Problem requirements
Which lines in the data below contain the word "Manhas"? Return each of them.

Stored data entries:
►

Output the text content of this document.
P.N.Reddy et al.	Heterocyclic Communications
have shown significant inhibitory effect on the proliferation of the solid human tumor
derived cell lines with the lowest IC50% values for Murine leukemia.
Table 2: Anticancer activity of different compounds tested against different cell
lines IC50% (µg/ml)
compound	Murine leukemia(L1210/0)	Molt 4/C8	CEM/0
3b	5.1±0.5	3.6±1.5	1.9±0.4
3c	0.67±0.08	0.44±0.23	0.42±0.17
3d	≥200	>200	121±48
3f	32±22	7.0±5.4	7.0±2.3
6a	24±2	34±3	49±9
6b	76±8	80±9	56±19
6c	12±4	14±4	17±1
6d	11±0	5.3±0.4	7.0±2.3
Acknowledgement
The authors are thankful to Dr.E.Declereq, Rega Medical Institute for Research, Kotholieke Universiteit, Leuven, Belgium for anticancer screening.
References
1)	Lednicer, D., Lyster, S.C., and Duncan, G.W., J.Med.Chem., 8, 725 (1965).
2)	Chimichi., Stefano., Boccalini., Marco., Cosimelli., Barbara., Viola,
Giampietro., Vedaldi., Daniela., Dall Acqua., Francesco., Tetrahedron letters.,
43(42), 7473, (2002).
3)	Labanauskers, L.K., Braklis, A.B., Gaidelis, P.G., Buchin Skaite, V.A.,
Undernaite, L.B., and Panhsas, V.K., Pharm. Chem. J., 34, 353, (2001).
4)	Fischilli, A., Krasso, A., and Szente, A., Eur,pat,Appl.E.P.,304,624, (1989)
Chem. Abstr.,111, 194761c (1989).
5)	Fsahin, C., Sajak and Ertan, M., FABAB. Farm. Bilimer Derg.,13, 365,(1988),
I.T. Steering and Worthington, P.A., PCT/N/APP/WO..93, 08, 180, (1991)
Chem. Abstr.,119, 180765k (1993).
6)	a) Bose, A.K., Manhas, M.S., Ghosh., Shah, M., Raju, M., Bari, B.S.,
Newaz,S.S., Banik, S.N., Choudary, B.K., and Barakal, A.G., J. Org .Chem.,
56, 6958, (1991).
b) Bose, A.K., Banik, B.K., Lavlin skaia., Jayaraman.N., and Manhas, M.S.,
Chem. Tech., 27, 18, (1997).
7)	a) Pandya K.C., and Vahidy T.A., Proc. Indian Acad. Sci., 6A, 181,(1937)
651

◄

Completed task
6)	a) Bose, A.K., Manhas, M.S., Ghosh., Shah, M., Raju, M., Bari, B.S.,
b) Bose, A.K., Banik, B.K., Lavlin skaia., Jayaraman.N., and Manhas, M.S.,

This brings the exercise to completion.